Extracted records
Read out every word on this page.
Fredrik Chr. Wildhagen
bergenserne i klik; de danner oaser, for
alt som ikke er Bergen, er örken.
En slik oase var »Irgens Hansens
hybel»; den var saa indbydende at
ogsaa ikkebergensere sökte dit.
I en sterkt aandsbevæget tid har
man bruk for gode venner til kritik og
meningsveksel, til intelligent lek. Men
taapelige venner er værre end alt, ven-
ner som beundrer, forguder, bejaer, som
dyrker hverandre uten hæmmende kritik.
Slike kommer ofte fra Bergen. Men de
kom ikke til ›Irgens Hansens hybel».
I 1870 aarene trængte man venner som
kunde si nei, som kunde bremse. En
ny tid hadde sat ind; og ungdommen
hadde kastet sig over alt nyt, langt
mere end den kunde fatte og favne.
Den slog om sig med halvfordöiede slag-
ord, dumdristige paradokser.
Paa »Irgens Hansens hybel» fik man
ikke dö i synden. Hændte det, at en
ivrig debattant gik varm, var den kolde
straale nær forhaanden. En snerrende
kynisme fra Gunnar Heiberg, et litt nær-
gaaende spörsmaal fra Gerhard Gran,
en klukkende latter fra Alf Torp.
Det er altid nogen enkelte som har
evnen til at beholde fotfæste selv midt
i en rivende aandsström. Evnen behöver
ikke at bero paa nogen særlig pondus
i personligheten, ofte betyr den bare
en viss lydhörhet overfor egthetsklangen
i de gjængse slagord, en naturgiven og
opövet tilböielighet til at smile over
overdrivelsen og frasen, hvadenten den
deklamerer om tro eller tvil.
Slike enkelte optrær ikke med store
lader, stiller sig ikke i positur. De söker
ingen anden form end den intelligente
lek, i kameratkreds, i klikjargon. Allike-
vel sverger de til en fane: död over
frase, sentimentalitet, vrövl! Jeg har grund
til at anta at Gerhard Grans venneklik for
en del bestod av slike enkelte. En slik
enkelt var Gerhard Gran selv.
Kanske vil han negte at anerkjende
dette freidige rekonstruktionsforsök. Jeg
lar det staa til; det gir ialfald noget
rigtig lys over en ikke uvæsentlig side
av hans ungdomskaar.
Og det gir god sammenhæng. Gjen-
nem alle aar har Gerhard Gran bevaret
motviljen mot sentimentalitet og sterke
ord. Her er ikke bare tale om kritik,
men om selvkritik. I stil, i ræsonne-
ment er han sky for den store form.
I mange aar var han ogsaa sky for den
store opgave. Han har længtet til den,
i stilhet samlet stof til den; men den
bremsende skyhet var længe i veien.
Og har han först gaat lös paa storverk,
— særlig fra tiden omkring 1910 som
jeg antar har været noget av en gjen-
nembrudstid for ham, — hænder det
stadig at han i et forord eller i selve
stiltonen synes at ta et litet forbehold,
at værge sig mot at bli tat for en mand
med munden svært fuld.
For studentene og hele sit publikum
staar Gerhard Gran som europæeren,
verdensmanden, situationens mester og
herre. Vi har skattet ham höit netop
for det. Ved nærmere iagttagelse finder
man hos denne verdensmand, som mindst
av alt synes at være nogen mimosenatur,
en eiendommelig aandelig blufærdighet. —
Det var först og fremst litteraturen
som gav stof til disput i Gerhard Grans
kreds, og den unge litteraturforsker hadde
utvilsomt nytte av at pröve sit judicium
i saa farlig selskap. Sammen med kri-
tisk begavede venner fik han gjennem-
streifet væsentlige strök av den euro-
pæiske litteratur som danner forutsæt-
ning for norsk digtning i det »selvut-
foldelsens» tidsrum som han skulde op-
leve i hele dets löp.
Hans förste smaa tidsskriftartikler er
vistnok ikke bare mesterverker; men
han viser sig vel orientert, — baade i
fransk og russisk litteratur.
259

_Task description_
Look through the entries above for the word "kunde". Copy every line where it shows up.

_Expected output_
kunde si nei, som kunde bremse. En
mere end den kunde fatte og favne.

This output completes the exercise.